**Objective**
Here are some records; quote them exactly, leaving out the pictures.
· · · · ·
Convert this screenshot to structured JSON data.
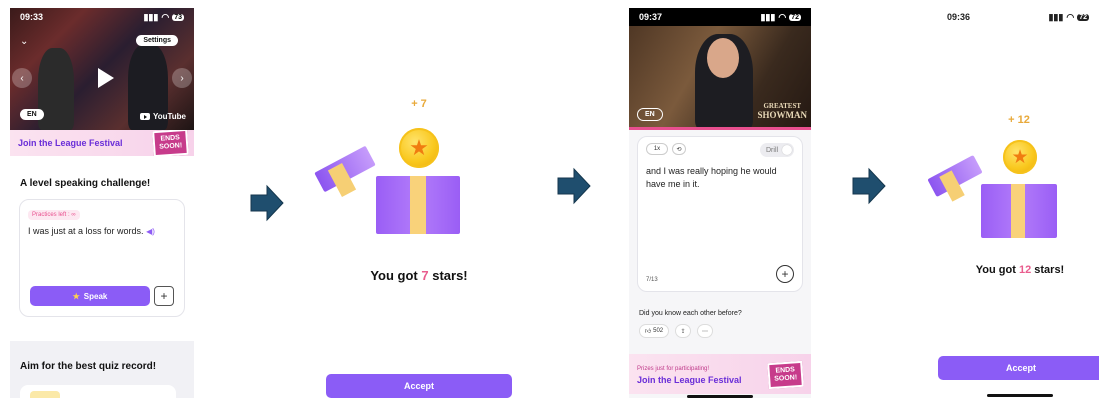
{
  "screen1": {
    "time": "09:33",
    "battery": "73",
    "settings_label": "Settings",
    "lang_label": "EN",
    "youtube_label": "YouTube",
    "banner": {
      "title": "Join the League Festival",
      "badge_line1": "ENDS",
      "badge_line2": "SOON!"
    },
    "challenge_title": "A level speaking challenge!",
    "practices_tag": "Practices left : ∞",
    "sentence": "I was just at a loss for words.",
    "speak_label": "Speak",
    "quiz_title": "Aim for the best quiz record!"
  },
  "screen2": {
    "plus_label": "+ 7",
    "got_prefix": "You got ",
    "got_count": "7",
    "got_suffix": " stars!",
    "accept_label": "Accept"
  },
  "screen3": {
    "time": "09:37",
    "battery": "72",
    "lang_label": "EN",
    "watermark_line1": "GREATEST",
    "watermark_line2": "SHOWMAN",
    "speed_label": "1x",
    "drill_label": "Drill",
    "lyric": "and I was really hoping he would have me in it.",
    "counter": "7/13",
    "question": "Did you know each other before?",
    "likes": "502",
    "banner": {
      "subtitle": "Prizes just for participating!",
      "title": "Join the League Festival",
      "badge_line1": "ENDS",
      "badge_line2": "SOON!"
    }
  },
  "screen4": {
    "time": "09:36",
    "battery": "72",
    "plus_label": "+ 12",
    "got_prefix": "You got ",
    "got_count": "12",
    "got_suffix": " stars!",
    "accept_label": "Accept"
  },
  "colors": {
    "accent": "#8b5cf6",
    "star_count": "#e95d8e",
    "arrow": "#1f4e6e",
    "gold": "#f9c81e"
  }
}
· · · · ·
**Written answer**
Convert this screenshot to structured JSON data.
{
  "screen1": {
    "time": "09:33",
    "battery": "73",
    "settings_label": "Settings",
    "lang_label": "EN",
    "youtube_label": "YouTube",
    "banner": {
      "title": "Join the League Festival",
      "badge_line1": "ENDS",
      "badge_line2": "SOON!"
    },
    "challenge_title": "A level speaking challenge!",
    "practices_tag": "Practices left : ∞",
    "sentence": "I was just at a loss for words.",
    "speak_label": "Speak",
    "quiz_title": "Aim for the best quiz record!"
  },
  "screen2": {
    "plus_label": "+ 7",
    "got_prefix": "You got ",
    "got_count": "7",
    "got_suffix": " stars!",
    "accept_label": "Accept"
  },
  "screen3": {
    "time": "09:37",
    "battery": "72",
    "lang_label": "EN",
    "watermark_line1": "GREATEST",
    "watermark_line2": "SHOWMAN",
    "speed_label": "1x",
    "drill_label": "Drill",
    "lyric": "and I was really hoping he would have me in it.",
    "counter": "7/13",
    "question": "Did you know each other before?",
    "likes": "502",
    "banner": {
      "subtitle": "Prizes just for participating!",
      "title": "Join the League Festival",
      "badge_line1": "ENDS",
      "badge_line2": "SOON!"
    }
  },
  "screen4": {
    "time": "09:36",
    "battery": "72",
    "plus_label": "+ 12",
    "got_prefix": "You got ",
    "got_count": "12",
    "got_suffix": " stars!",
    "accept_label": "Accept"
  },
  "colors": {
    "accent": "#8b5cf6",
    "star_count": "#e95d8e",
    "arrow": "#1f4e6e",
    "gold": "#f9c81e"
  }
}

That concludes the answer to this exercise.